# Figure record listings:
::::::
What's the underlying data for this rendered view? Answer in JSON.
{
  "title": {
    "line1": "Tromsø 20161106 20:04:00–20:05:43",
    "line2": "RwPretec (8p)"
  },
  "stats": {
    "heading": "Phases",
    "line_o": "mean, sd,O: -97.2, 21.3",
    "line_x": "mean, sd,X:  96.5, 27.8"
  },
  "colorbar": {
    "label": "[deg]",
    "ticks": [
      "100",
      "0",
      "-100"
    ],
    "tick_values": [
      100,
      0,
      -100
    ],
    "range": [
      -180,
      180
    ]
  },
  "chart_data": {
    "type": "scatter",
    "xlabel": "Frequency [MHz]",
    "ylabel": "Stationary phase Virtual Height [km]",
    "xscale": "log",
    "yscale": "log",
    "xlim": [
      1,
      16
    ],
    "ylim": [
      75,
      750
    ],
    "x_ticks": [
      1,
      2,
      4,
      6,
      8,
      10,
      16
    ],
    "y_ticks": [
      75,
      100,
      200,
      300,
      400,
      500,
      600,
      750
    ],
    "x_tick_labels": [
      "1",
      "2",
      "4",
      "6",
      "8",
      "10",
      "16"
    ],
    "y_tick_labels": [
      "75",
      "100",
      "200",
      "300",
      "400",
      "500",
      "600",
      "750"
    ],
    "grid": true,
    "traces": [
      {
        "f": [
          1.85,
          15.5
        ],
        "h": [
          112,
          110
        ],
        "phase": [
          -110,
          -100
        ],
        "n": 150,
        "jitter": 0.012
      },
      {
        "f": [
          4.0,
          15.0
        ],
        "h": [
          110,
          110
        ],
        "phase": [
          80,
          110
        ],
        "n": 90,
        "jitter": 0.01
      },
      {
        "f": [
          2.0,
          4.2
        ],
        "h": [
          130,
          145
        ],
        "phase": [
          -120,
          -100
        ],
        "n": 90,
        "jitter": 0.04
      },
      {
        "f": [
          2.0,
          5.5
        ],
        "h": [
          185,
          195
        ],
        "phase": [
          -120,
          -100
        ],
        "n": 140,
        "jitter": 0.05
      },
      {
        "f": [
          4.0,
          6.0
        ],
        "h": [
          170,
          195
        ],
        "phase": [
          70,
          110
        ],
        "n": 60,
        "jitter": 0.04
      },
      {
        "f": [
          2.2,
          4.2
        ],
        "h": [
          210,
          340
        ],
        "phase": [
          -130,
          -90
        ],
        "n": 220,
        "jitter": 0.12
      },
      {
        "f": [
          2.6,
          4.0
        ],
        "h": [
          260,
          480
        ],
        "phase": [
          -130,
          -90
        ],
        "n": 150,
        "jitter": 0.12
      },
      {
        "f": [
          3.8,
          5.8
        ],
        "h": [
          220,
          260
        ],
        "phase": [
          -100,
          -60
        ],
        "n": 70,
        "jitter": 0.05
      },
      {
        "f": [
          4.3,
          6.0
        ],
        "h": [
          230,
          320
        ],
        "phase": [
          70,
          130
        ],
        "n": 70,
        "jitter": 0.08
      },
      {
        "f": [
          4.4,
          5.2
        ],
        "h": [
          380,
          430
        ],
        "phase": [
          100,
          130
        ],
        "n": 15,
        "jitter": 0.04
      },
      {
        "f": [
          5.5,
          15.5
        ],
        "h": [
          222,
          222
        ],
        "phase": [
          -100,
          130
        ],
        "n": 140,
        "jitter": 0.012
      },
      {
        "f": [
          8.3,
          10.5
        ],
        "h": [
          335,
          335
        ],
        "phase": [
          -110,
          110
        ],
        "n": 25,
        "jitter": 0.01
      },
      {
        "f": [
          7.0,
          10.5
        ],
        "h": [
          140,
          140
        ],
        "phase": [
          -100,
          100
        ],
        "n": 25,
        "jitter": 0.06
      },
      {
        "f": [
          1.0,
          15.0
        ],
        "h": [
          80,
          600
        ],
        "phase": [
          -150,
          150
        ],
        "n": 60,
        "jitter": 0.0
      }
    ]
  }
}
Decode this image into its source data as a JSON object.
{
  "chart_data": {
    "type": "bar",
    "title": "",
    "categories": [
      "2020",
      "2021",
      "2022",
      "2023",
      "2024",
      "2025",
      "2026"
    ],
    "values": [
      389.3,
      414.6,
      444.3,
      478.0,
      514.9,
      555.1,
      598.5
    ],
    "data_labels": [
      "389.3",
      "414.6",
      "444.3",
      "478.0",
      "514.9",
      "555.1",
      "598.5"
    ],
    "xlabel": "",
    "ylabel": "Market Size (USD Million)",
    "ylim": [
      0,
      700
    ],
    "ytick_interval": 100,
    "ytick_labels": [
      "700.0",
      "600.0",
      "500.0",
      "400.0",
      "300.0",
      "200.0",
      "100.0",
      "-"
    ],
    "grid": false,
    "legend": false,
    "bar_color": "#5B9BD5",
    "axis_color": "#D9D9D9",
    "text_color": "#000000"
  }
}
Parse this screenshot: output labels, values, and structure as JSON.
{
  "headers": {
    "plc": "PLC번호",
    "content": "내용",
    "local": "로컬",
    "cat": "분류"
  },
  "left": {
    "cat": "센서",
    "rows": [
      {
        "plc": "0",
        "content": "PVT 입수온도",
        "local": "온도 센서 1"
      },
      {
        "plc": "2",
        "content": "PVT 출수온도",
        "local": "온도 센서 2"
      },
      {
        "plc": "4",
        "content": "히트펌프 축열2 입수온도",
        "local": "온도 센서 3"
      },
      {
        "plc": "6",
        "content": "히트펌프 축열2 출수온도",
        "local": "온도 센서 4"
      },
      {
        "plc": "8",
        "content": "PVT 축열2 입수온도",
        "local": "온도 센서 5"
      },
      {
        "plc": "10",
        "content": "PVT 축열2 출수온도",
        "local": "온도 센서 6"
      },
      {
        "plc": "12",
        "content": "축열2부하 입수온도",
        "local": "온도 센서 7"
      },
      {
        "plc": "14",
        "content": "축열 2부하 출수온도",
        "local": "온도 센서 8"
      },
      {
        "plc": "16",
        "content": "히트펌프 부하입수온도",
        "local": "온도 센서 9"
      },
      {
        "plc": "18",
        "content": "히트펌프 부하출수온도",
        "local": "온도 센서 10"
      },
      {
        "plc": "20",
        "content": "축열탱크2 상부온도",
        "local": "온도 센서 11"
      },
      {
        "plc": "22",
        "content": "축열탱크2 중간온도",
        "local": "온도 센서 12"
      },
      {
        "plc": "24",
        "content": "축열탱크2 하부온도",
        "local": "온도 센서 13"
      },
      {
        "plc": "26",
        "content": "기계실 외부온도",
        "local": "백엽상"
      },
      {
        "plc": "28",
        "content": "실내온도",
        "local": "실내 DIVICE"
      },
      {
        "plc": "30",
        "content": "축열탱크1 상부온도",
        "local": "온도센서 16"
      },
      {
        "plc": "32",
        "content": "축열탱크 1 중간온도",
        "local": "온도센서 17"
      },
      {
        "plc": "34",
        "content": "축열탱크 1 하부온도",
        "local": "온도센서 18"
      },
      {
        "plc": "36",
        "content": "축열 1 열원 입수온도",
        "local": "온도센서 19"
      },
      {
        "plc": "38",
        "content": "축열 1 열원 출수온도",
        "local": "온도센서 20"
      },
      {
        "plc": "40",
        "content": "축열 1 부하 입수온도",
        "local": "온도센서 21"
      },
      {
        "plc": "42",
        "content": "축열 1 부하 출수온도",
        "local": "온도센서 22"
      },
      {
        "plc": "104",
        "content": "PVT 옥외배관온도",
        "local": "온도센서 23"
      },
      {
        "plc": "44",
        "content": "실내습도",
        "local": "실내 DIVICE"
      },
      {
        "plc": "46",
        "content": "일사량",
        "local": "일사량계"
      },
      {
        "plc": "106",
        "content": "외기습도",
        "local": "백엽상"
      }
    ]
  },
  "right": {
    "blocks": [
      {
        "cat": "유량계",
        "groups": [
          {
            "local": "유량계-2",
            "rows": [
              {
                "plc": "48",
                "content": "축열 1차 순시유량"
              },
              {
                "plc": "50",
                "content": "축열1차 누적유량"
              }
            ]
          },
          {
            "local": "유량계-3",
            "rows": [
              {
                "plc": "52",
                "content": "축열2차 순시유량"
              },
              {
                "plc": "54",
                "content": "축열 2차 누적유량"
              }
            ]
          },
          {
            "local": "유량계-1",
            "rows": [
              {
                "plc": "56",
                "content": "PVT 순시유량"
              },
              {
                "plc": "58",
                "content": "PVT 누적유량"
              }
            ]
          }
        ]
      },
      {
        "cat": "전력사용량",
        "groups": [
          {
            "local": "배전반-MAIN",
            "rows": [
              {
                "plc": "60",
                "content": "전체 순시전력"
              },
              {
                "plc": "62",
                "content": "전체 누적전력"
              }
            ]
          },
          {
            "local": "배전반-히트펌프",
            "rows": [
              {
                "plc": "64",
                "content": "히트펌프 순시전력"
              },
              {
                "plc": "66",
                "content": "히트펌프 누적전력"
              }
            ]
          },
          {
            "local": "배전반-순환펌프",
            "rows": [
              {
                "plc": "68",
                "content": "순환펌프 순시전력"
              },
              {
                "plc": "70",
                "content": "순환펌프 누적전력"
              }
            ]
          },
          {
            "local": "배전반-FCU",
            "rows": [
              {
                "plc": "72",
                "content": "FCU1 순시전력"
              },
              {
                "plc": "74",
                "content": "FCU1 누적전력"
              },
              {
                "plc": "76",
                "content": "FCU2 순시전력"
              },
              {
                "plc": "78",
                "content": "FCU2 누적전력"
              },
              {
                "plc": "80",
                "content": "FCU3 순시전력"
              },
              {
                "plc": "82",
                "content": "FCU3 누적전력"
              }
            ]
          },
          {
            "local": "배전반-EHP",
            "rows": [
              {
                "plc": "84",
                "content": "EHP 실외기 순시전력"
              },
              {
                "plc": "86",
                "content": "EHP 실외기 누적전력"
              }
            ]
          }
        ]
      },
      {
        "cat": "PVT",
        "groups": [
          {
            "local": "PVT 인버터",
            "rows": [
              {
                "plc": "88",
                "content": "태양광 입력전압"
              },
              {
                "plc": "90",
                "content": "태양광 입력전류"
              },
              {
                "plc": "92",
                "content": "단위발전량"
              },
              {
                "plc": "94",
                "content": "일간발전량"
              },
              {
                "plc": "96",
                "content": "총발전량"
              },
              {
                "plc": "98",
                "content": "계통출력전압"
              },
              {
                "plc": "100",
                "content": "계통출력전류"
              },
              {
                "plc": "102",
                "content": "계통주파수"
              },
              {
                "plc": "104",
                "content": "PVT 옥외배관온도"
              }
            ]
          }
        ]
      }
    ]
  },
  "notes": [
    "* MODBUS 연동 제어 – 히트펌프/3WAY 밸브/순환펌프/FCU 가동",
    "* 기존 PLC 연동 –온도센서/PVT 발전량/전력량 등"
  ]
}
::::::
# Exercise aim:
The required output is the number of lines containing the word "순시전력", and nothing besides.

# Complete answer:
7